=== Information provided ===

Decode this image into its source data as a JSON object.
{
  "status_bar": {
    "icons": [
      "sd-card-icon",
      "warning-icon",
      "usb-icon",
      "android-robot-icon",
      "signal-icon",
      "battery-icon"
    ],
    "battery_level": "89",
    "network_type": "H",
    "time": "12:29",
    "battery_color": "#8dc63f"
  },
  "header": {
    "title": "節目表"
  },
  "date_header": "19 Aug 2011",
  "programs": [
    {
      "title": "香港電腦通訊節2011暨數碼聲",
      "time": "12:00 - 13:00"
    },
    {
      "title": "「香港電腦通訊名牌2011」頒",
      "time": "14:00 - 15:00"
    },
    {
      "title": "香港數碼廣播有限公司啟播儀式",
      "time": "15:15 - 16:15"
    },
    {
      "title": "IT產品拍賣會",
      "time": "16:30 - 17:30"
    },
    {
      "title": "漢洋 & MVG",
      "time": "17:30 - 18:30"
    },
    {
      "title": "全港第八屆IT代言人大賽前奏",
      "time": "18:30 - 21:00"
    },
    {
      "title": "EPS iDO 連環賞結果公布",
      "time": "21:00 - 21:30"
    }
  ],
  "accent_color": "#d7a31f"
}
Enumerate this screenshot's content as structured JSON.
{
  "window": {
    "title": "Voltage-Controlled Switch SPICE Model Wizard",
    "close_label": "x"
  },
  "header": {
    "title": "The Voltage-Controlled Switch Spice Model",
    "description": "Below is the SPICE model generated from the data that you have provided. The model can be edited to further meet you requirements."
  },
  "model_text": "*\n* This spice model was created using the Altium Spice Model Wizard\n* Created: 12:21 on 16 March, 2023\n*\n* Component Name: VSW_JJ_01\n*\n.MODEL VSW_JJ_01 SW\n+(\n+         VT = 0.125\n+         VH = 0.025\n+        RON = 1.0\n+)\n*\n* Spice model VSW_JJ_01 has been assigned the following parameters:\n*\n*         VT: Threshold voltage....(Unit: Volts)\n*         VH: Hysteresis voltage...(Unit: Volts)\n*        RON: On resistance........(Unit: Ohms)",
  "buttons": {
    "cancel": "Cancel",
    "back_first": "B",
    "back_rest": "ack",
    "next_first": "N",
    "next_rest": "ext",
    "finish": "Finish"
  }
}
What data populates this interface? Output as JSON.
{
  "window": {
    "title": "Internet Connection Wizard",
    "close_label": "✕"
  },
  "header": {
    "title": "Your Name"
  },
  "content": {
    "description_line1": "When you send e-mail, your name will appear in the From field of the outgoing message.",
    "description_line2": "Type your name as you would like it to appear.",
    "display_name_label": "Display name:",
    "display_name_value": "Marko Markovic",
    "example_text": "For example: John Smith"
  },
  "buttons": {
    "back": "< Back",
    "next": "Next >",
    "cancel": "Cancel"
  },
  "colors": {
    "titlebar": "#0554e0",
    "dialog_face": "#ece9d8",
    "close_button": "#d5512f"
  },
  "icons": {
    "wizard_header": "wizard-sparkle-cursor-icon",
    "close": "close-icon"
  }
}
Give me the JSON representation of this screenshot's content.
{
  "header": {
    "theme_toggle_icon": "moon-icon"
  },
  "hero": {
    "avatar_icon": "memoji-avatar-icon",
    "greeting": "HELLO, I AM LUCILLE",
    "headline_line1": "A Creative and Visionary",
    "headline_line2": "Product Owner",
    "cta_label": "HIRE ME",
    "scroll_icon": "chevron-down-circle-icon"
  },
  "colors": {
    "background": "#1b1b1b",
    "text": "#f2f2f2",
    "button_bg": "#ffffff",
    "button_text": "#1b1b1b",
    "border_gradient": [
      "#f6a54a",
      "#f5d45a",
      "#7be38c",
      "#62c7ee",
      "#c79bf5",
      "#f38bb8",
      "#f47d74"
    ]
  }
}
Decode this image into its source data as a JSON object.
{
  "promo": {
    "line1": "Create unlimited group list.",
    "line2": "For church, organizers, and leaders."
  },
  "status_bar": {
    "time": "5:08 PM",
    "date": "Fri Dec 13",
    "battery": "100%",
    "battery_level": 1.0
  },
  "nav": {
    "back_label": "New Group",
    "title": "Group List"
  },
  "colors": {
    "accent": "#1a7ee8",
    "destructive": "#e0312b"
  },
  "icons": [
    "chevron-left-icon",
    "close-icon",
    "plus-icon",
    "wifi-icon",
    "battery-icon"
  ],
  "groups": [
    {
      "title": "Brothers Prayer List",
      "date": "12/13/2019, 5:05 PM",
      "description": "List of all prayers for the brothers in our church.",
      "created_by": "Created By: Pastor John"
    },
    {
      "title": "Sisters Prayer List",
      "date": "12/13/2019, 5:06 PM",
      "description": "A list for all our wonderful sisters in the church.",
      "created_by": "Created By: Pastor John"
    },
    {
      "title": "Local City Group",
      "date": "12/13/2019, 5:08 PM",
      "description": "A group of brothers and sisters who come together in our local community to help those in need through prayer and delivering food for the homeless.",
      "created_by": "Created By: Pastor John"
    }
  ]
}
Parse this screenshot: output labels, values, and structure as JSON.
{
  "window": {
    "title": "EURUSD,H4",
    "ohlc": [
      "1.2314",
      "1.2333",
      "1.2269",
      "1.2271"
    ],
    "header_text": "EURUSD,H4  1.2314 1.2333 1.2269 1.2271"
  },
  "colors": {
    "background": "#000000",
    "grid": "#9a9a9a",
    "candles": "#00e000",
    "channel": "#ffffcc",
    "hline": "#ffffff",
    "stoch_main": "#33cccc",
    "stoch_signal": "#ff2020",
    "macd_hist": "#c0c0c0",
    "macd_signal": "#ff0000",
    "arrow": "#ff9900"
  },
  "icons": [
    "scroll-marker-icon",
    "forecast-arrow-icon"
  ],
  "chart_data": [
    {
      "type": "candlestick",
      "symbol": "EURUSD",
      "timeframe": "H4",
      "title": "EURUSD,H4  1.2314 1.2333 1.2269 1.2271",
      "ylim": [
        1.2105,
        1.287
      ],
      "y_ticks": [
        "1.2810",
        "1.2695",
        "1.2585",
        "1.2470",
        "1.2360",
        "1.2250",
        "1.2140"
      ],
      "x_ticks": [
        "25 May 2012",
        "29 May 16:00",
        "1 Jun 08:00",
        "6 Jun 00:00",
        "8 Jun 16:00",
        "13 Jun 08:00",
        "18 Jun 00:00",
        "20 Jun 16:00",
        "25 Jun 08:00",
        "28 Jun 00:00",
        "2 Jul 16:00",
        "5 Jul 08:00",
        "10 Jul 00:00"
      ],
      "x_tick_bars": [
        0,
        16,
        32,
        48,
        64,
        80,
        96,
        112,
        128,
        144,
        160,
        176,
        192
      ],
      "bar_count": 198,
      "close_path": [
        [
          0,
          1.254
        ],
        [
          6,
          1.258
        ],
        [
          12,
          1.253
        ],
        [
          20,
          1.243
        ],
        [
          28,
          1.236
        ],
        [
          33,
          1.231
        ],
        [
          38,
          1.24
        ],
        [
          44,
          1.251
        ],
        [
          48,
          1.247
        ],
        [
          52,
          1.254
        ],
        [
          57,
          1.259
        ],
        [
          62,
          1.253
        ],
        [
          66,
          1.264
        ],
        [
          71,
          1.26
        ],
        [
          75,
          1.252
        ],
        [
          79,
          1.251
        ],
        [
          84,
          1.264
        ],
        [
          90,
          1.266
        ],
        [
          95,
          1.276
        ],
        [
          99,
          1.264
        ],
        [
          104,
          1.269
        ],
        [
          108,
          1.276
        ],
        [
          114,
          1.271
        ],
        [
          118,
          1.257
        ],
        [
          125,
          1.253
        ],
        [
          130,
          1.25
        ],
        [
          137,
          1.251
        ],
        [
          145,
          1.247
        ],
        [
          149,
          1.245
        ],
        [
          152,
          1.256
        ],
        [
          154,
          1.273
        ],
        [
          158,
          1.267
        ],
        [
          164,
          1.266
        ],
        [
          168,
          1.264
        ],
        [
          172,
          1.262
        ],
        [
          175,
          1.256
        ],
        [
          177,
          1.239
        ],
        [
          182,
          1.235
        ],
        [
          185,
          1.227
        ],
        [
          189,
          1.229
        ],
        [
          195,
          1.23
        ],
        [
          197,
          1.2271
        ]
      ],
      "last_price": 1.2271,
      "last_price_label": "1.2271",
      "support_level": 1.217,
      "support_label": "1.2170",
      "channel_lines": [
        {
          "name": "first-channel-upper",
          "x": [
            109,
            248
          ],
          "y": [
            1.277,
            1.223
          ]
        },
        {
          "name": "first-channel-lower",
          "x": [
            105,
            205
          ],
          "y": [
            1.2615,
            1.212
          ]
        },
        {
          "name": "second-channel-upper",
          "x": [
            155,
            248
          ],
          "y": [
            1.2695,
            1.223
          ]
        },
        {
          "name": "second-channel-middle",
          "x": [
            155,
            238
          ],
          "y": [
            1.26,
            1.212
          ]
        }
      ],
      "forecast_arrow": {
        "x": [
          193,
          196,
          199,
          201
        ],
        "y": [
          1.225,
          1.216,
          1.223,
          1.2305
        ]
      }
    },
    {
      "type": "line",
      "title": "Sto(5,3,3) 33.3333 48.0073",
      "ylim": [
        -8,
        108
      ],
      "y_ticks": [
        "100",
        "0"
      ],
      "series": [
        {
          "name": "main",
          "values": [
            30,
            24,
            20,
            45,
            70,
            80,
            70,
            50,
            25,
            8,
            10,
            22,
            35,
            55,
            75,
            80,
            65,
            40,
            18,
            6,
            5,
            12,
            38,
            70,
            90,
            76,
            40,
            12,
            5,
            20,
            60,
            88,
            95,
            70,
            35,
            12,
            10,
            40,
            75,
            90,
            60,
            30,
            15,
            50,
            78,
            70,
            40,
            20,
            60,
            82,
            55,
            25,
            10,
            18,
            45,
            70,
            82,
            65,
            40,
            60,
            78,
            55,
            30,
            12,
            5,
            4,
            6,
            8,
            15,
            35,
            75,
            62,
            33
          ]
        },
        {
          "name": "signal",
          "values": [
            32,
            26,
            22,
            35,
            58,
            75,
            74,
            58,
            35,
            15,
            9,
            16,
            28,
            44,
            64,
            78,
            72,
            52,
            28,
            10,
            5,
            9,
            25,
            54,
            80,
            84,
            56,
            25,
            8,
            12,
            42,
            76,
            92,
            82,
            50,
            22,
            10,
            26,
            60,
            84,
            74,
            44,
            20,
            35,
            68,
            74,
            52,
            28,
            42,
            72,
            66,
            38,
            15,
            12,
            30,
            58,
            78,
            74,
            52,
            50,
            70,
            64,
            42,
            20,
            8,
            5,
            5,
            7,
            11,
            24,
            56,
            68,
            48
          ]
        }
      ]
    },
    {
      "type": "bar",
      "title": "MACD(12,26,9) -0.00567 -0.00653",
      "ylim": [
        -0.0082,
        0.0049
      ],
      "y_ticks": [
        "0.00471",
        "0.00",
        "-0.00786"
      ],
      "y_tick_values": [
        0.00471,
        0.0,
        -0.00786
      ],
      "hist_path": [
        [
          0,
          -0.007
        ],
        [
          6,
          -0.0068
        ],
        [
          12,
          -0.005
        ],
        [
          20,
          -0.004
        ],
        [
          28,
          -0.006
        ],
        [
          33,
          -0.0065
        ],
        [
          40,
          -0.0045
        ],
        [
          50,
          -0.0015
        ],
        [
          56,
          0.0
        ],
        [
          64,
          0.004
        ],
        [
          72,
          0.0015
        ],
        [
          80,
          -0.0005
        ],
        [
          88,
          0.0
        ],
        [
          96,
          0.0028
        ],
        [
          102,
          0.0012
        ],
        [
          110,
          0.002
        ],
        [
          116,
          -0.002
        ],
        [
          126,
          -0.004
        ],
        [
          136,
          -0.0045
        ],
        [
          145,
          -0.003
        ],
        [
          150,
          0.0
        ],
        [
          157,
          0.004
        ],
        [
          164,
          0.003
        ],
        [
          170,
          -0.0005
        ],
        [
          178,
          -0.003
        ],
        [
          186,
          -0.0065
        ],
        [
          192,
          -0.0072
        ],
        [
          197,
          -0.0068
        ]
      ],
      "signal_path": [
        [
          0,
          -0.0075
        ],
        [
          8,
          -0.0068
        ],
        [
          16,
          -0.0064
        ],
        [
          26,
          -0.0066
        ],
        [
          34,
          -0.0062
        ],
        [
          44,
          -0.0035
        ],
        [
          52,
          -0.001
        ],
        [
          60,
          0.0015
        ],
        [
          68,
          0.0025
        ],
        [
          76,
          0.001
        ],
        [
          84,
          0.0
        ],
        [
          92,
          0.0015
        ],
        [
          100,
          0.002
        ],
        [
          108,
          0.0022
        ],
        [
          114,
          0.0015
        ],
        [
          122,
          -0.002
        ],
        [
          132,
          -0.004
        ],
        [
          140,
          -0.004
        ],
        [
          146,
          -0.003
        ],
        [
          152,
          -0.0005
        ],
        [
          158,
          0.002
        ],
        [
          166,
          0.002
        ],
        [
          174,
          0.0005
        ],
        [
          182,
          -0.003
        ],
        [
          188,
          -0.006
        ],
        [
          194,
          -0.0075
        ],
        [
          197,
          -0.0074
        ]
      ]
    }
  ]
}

===

## [Exercise details]
Find each line with the string "content" and copy it out.

## [The reply]
Enumerate this screenshot's content as structured JSON.
  "content": {
Give me the JSON representation of this screenshot's content.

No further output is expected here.